[SOURCE DOCUMENT — start]
Training a lightweight Collaborator outperformed all baselines that directly fine-tuned the 7B expert, with lower training costs.

Key Findings

  • High Sample Efficiency: Only 100 samples achieved 45.5%, and 500 samples reached the peak of 49.4%; typical Actor fine-tuning requires >10,000 samples. Performance slightly decreased at 700/1000 samples, which authors attribute to policy overfitting.
  • Low Inference Cost: With Llama-3.1-8B, AgentPO used an average of 1,522 tokens to reach 31.5%. Self-Consistency and Multi-Agent Debate spent 5–12× more tokens but performed worse. AgentPO's cost is about 7.8% of EvoAgent (19,519 tokens), breaking the traditional accuracy-cost trade-off.
  • Collaborator Size: A smaller Qwen2.5-3B Hint model outperformed a Qwen2.5-7B one. Authors suggest that Qwen's reasoning mode complements Llama, helping the Actor escape inherent biases—collaboration relies on complementarity rather than just parameter count.
[SOURCE DOCUMENT — finish]
EXERCISE DESCRIPTION: Reproduce the passage on the AgentPO Collaborator findings in full, word for word.
[SUPPLIED MATERIAL — start]
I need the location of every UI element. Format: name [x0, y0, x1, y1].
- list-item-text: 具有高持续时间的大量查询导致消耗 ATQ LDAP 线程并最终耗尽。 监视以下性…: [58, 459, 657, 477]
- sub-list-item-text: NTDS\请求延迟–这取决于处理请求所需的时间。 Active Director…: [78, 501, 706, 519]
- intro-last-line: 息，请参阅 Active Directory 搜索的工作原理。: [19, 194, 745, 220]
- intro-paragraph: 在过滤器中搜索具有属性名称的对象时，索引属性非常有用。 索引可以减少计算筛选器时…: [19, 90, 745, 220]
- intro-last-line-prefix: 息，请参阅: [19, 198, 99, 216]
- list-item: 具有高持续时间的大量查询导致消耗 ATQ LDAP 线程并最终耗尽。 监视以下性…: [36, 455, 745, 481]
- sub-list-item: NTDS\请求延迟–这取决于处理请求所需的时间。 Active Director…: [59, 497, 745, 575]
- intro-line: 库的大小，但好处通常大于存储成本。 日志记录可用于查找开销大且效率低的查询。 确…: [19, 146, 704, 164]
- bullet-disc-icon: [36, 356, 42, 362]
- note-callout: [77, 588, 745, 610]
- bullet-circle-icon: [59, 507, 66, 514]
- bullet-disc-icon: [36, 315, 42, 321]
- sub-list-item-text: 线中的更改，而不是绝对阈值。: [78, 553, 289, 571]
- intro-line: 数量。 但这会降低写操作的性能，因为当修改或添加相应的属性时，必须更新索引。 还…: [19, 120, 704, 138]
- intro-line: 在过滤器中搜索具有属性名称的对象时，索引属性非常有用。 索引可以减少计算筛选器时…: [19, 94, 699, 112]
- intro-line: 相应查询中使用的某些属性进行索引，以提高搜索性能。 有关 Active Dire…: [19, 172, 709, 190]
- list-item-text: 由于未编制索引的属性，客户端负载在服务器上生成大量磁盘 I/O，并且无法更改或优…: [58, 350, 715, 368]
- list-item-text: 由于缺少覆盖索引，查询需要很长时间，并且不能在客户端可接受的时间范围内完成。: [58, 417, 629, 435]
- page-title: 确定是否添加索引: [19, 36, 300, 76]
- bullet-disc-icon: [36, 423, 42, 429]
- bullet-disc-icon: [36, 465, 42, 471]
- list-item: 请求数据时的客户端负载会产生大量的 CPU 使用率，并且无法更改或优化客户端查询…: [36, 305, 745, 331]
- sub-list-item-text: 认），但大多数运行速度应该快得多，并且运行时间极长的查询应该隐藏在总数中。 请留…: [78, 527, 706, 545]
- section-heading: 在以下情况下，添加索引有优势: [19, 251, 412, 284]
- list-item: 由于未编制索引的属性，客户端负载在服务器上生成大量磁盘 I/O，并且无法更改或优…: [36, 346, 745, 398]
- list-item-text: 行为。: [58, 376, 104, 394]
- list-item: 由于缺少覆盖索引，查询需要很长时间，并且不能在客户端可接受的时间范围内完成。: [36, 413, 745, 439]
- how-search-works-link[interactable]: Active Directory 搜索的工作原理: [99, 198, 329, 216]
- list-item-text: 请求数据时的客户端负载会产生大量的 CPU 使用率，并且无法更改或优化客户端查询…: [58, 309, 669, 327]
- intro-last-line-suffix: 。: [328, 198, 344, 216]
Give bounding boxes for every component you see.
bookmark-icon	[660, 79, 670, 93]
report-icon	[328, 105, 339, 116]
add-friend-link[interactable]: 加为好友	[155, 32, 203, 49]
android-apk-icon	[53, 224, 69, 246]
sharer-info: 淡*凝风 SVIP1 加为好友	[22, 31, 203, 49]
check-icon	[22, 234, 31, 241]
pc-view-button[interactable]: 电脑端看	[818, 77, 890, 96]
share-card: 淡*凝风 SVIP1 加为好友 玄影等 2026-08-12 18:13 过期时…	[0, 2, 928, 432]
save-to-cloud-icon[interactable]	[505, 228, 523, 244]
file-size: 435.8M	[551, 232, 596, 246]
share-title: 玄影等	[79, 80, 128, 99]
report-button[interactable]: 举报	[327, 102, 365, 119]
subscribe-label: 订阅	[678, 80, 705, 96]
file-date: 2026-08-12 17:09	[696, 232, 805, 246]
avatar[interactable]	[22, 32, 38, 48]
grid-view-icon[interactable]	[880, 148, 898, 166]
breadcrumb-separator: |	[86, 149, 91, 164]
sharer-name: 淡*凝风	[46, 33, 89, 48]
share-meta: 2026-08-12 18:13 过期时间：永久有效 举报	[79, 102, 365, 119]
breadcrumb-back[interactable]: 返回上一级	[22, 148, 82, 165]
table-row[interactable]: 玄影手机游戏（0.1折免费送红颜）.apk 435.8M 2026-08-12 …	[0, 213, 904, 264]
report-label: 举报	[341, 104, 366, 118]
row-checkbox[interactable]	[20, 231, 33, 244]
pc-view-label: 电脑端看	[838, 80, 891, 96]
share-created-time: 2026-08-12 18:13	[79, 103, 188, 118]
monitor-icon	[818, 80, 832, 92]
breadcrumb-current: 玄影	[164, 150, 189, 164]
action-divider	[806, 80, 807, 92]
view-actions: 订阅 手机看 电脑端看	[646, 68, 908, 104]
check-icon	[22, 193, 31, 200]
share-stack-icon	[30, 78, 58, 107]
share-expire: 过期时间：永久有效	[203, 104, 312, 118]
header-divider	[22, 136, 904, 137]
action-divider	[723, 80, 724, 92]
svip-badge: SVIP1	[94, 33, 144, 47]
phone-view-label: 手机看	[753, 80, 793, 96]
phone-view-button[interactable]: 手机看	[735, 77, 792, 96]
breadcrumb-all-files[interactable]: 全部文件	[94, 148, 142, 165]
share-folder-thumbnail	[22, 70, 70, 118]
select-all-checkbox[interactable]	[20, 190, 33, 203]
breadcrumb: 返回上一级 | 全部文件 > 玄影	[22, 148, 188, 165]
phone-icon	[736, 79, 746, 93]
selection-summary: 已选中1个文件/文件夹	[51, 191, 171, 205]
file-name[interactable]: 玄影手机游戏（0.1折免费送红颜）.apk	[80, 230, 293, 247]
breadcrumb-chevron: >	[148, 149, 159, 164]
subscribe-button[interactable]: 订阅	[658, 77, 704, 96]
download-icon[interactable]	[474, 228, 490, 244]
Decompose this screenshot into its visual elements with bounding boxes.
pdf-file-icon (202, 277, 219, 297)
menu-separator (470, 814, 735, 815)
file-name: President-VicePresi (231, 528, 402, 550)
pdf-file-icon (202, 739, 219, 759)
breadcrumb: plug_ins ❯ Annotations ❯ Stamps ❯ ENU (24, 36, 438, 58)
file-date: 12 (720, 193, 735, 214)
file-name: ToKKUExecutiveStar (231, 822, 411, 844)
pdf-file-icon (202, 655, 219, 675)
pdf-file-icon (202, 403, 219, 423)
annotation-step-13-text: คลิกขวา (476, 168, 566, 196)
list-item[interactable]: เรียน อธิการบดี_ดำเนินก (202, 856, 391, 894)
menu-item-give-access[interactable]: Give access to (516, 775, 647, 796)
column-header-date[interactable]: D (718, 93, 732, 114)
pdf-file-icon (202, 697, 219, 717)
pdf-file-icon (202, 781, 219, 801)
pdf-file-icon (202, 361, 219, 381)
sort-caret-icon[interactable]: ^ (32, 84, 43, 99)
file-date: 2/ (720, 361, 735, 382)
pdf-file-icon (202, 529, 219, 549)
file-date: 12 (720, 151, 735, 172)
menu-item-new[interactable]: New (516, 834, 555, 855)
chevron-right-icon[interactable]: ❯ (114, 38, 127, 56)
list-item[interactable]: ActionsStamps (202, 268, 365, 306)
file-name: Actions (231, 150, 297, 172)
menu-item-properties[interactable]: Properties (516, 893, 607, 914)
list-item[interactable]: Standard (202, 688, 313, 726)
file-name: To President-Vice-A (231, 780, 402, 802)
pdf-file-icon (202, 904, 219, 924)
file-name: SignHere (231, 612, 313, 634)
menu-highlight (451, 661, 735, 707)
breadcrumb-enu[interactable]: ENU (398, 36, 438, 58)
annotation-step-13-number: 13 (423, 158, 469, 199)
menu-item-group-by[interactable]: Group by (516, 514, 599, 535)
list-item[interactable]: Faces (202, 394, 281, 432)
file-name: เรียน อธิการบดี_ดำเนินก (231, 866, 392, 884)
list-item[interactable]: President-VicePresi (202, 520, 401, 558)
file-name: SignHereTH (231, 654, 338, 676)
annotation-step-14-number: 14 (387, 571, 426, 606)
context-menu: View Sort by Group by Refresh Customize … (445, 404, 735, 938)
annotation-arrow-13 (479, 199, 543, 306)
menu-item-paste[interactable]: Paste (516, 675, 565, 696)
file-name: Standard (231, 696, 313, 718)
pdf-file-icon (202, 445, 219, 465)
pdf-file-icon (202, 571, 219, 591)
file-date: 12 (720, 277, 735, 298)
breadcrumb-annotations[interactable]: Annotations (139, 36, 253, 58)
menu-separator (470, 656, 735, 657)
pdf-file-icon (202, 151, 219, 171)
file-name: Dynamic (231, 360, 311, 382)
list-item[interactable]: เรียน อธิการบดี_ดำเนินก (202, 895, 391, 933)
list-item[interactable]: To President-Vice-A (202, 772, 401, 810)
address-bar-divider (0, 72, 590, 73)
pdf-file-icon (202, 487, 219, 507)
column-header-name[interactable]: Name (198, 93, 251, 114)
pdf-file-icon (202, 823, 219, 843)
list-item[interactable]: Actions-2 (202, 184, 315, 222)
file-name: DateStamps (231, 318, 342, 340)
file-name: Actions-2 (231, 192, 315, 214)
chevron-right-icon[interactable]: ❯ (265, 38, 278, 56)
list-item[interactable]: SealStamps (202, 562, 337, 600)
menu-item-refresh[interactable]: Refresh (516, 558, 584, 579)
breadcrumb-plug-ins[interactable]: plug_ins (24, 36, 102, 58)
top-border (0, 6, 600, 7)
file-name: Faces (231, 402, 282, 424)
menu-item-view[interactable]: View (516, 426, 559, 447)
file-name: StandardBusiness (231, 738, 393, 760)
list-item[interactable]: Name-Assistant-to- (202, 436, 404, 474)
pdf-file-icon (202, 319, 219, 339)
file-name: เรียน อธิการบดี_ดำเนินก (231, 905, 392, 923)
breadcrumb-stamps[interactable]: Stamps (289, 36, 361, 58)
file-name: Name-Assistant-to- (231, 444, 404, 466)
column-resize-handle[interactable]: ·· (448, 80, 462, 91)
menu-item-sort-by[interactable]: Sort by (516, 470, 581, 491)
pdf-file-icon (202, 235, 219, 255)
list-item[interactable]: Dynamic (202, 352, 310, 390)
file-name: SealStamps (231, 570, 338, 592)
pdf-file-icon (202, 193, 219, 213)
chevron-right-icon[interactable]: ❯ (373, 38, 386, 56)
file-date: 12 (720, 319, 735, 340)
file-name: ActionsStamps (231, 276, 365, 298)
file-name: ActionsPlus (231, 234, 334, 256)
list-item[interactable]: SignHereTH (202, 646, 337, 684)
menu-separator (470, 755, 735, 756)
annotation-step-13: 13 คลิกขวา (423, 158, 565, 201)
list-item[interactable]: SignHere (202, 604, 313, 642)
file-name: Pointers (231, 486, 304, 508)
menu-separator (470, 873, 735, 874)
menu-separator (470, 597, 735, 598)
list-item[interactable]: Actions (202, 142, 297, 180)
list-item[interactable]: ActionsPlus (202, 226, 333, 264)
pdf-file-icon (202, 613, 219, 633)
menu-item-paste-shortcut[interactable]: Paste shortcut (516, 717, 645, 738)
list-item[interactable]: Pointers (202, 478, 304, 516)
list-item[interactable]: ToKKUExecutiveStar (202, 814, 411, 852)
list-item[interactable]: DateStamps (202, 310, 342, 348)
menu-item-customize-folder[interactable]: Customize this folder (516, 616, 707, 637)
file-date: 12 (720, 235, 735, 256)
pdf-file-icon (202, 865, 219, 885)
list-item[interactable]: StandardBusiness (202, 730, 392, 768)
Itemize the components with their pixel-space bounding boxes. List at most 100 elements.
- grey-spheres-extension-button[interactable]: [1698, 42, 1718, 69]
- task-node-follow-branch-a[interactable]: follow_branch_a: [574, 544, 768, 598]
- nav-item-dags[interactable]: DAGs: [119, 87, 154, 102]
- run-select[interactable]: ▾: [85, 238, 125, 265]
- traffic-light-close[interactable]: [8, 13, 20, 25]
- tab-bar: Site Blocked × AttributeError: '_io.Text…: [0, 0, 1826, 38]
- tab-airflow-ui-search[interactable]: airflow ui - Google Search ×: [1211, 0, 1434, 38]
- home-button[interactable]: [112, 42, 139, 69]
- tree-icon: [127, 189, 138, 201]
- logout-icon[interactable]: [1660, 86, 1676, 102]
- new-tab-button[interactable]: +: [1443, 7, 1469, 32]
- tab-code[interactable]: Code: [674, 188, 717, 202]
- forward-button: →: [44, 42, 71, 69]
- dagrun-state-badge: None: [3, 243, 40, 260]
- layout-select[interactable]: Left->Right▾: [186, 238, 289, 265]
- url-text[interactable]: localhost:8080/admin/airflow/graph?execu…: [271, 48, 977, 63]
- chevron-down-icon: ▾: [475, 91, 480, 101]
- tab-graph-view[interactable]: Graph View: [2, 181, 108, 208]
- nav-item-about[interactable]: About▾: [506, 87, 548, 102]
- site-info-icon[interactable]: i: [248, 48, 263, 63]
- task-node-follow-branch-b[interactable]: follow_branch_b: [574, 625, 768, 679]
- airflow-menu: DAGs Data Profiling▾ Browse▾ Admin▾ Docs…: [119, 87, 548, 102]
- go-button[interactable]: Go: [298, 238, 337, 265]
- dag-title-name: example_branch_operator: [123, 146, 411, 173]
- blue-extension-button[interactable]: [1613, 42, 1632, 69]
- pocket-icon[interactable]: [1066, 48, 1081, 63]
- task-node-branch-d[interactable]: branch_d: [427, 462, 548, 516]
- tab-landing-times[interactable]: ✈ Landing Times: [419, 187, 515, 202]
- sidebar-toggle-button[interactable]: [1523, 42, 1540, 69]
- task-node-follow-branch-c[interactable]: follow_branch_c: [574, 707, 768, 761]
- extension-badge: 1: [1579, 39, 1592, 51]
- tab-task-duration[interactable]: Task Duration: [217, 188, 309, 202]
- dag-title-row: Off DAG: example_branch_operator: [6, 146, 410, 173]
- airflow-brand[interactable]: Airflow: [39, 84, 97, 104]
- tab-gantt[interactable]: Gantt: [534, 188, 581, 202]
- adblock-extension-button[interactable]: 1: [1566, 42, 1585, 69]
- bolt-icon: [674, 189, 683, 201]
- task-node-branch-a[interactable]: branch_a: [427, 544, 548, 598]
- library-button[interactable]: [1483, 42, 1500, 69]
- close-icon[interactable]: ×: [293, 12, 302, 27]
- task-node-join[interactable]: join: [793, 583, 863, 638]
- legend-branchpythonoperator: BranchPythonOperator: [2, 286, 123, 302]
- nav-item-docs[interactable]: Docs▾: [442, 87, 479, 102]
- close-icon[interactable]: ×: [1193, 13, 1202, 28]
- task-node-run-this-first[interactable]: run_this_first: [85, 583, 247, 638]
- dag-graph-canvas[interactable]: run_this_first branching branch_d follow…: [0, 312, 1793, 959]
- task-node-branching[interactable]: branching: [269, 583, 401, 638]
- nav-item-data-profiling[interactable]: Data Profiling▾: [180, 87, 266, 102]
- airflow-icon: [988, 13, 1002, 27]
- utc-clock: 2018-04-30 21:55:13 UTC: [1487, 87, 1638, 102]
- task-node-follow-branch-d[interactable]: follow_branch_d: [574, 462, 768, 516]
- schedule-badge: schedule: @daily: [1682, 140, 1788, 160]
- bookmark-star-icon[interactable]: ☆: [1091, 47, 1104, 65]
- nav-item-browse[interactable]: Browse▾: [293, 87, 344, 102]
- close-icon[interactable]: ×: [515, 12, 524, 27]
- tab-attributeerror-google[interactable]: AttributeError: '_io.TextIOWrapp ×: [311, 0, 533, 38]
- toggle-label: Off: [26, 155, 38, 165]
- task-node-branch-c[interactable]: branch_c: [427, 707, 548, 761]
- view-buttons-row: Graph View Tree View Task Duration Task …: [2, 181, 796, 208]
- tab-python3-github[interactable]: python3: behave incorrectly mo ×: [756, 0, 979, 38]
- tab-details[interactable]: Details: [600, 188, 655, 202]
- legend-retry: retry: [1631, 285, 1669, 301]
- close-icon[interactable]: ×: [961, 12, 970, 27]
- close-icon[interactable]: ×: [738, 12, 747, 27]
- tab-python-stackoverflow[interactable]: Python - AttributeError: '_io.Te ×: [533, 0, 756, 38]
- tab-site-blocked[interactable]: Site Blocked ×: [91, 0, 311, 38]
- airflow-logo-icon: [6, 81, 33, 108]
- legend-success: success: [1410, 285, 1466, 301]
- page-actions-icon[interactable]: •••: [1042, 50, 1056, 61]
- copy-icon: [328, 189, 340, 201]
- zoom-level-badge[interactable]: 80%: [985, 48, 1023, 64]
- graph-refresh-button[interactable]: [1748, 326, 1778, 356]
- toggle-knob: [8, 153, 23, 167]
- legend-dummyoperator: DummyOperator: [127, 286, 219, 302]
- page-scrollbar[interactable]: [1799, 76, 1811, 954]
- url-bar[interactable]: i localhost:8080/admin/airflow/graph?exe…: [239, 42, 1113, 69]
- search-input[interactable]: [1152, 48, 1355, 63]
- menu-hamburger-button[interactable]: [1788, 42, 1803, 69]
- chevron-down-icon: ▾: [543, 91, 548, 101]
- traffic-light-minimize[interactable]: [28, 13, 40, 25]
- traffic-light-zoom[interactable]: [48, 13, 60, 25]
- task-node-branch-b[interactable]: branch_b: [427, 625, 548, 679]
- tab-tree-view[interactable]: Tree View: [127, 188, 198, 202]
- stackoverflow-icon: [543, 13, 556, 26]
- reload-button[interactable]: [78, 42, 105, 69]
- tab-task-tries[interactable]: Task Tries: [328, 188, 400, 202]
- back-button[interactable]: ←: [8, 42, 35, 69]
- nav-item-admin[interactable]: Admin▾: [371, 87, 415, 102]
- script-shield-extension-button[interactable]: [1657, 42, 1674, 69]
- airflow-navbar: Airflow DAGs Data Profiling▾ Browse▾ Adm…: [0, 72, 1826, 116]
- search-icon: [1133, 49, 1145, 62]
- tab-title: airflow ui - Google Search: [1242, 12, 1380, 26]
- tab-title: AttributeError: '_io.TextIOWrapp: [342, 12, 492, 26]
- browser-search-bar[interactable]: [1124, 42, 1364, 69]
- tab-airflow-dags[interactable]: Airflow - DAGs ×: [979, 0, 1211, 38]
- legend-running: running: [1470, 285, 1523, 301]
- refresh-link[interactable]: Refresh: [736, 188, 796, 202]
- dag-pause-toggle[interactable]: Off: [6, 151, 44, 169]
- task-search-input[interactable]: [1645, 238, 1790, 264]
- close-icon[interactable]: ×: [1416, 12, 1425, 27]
[SUPPLIED MATERIAL — finish]
ANSWER SPACE:
Training a lightweight Collaborator outperformed all baselines that directly fine-tuned the 7B expert, with lower training costs.

Key Findings

  • High Sample Efficiency: Only 100 samples achieved 45.5%, and 500 samples reached the peak of 49.4%; typical Actor fine-tuning requires >10,000 samples. Performance slightly decreased at 700/1000 samples, which authors attribute to policy overfitting.
  • Low Inference Cost: With Llama-3.1-8B, AgentPO used an average of 1,522 tokens to reach 31.5%. Self-Consistency and Multi-Agent Debate spent 5–12× more tokens but performed worse. AgentPO's cost is about 7.8% of EvoAgent (19,519 tokens), breaking the traditional accuracy-cost trade-off.
  • Collaborator Size: A smaller Qwen2.5-3B Hint model outperformed a Qwen2.5-7B one. Authors suggest that Qwen's reasoning mode complements Llama, helping the Actor escape inherent biases—collaboration relies on complementarity rather than just parameter count.